◆ DIRECTIVE ◆
Output the material word for word. Leave each picture out.
□ □ □ □
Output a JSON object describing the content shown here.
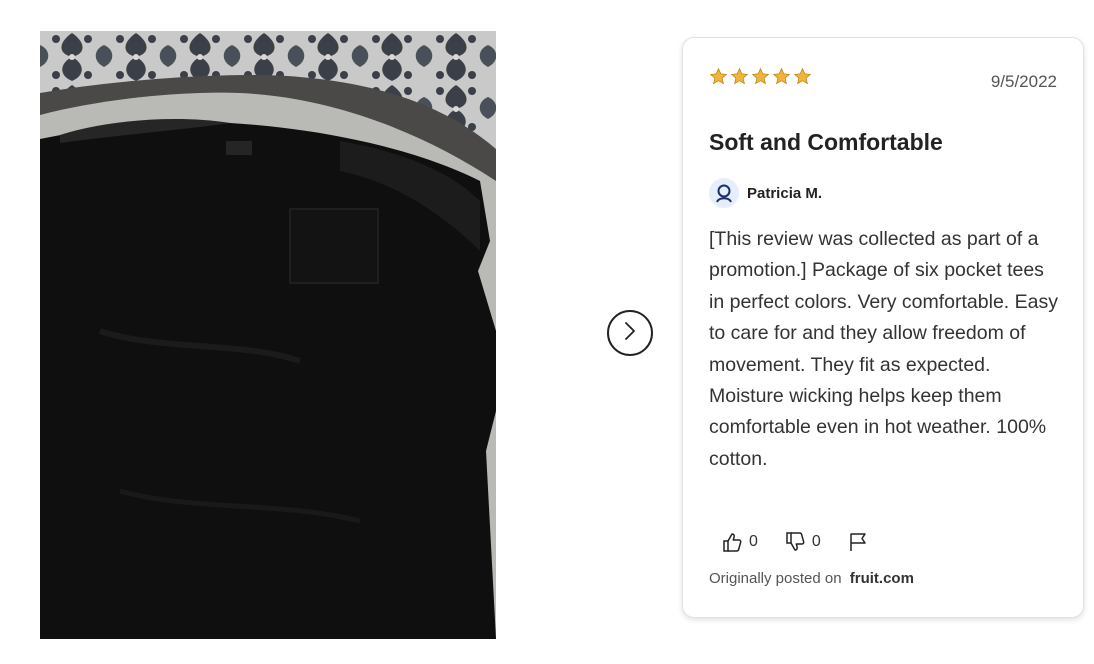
{
  "review": {
    "rating": 5,
    "star_color": "#f1b43a",
    "date": "9/5/2022",
    "title": "Soft and Comfortable",
    "author": "Patricia M.",
    "body": "[This review was collected as part of a promotion.] Package of six pocket tees in perfect colors. Very comfortable. Easy to care for and they allow freedom of movement. They fit as expected. Moisture wicking helps keep them comfortable even in hot weather. 100% cotton.",
    "helpful_count": "0",
    "not_helpful_count": "0",
    "origin_label": "Originally posted on",
    "origin_site": "fruit.com"
  },
  "icons": {
    "next": "chevron-right-icon",
    "avatar": "user-icon",
    "helpful": "thumbs-up-icon",
    "not_helpful": "thumbs-down-icon",
    "report": "flag-icon"
  }
}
□ □ □ □
◆ FULL SOLUTION ◆
Output a JSON object describing the content shown here.
{
  "review": {
    "rating": 5,
    "star_color": "#f1b43a",
    "date": "9/5/2022",
    "title": "Soft and Comfortable",
    "author": "Patricia M.",
    "body": "[This review was collected as part of a promotion.] Package of six pocket tees in perfect colors. Very comfortable. Easy to care for and they allow freedom of movement. They fit as expected. Moisture wicking helps keep them comfortable even in hot weather. 100% cotton.",
    "helpful_count": "0",
    "not_helpful_count": "0",
    "origin_label": "Originally posted on",
    "origin_site": "fruit.com"
  },
  "icons": {
    "next": "chevron-right-icon",
    "avatar": "user-icon",
    "helpful": "thumbs-up-icon",
    "not_helpful": "thumbs-down-icon",
    "report": "flag-icon"
  }
}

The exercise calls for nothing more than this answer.